WHAT THE TASK REQUIRES
Could you output each line of the data that follows exactly?

Collected data

◆ ◆ ◆ ◆ ◆ ◆ ◆

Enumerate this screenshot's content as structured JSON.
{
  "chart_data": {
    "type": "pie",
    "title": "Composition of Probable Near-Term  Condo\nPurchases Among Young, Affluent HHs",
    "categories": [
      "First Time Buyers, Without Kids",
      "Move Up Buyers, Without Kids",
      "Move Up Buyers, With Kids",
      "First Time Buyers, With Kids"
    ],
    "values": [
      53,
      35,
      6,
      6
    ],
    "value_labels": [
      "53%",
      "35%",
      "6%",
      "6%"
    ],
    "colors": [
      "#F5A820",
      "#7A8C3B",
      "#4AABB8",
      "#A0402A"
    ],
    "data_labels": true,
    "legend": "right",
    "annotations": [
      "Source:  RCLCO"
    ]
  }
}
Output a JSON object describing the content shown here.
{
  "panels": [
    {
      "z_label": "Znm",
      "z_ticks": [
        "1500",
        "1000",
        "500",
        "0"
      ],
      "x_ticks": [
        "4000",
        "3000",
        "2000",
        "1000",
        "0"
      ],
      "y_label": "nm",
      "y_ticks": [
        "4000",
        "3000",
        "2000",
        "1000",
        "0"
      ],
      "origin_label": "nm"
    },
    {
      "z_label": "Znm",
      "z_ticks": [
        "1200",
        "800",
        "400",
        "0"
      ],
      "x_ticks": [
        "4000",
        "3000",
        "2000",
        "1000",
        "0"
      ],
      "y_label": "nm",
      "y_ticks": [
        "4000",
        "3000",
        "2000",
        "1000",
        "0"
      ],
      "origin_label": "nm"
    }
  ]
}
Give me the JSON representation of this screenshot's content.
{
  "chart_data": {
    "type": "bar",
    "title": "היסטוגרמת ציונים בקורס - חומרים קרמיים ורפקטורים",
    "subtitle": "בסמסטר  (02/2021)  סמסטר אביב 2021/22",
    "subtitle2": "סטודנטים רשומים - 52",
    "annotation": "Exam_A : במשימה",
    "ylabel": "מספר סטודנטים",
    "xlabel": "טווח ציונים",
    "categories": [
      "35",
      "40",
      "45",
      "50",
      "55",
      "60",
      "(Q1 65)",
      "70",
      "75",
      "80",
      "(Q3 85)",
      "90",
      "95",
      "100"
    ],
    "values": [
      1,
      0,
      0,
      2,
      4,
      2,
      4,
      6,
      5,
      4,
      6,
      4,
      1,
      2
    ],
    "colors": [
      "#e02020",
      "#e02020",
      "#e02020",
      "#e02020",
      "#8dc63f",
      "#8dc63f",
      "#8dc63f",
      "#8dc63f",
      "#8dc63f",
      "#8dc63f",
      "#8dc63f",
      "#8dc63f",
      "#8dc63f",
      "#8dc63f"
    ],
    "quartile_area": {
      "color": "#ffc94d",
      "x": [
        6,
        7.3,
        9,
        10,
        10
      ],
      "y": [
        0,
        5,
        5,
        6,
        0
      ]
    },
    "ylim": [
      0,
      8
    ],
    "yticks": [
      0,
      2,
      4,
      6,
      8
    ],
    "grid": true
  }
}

◆ ◆ ◆ ◆ ◆ ◆ ◆

OUTPUT FOR THIS TASK
Enumerate this screenshot's content as structured JSON.
{
  "chart_data": {
    "type": "pie",
    "title": "Composition of Probable Near-Term  Condo\nPurchases Among Young, Affluent HHs",
    "categories": [
      "First Time Buyers, Without Kids",
      "Move Up Buyers, Without Kids",
      "Move Up Buyers, With Kids",
      "First Time Buyers, With Kids"
    ],
    "values": [
      53,
      35,
      6,
      6
    ],
    "value_labels": [
      "53%",
      "35%",
      "6%",
      "6%"
    ],
    "colors": [
      "#F5A820",
      "#7A8C3B",
      "#4AABB8",
      "#A0402A"
    ],
    "data_labels": true,
    "legend": "right",
    "annotations": [
      "Source:  RCLCO"
    ]
  }
}
Output a JSON object describing the content shown here.
{
  "panels": [
    {
      "z_label": "Znm",
      "z_ticks": [
        "1500",
        "1000",
        "500",
        "0"
      ],
      "x_ticks": [
        "4000",
        "3000",
        "2000",
        "1000",
        "0"
      ],
      "y_label": "nm",
      "y_ticks": [
        "4000",
        "3000",
        "2000",
        "1000",
        "0"
      ],
      "origin_label": "nm"
    },
    {
      "z_label": "Znm",
      "z_ticks": [
        "1200",
        "800",
        "400",
        "0"
      ],
      "x_ticks": [
        "4000",
        "3000",
        "2000",
        "1000",
        "0"
      ],
      "y_label": "nm",
      "y_ticks": [
        "4000",
        "3000",
        "2000",
        "1000",
        "0"
      ],
      "origin_label": "nm"
    }
  ]
}
Give me the JSON representation of this screenshot's content.
{
  "chart_data": {
    "type": "bar",
    "title": "היסטוגרמת ציונים בקורס - חומרים קרמיים ורפקטורים",
    "subtitle": "בסמסטר  (02/2021)  סמסטר אביב 2021/22",
    "subtitle2": "סטודנטים רשומים - 52",
    "annotation": "Exam_A : במשימה",
    "ylabel": "מספר סטודנטים",
    "xlabel": "טווח ציונים",
    "categories": [
      "35",
      "40",
      "45",
      "50",
      "55",
      "60",
      "(Q1 65)",
      "70",
      "75",
      "80",
      "(Q3 85)",
      "90",
      "95",
      "100"
    ],
    "values": [
      1,
      0,
      0,
      2,
      4,
      2,
      4,
      6,
      5,
      4,
      6,
      4,
      1,
      2
    ],
    "colors": [
      "#e02020",
      "#e02020",
      "#e02020",
      "#e02020",
      "#8dc63f",
      "#8dc63f",
      "#8dc63f",
      "#8dc63f",
      "#8dc63f",
      "#8dc63f",
      "#8dc63f",
      "#8dc63f",
      "#8dc63f",
      "#8dc63f"
    ],
    "quartile_area": {
      "color": "#ffc94d",
      "x": [
        6,
        7.3,
        9,
        10,
        10
      ],
      "y": [
        0,
        5,
        5,
        6,
        0
      ]
    },
    "ylim": [
      0,
      8
    ],
    "yticks": [
      0,
      2,
      4,
      6,
      8
    ],
    "grid": true
  }
}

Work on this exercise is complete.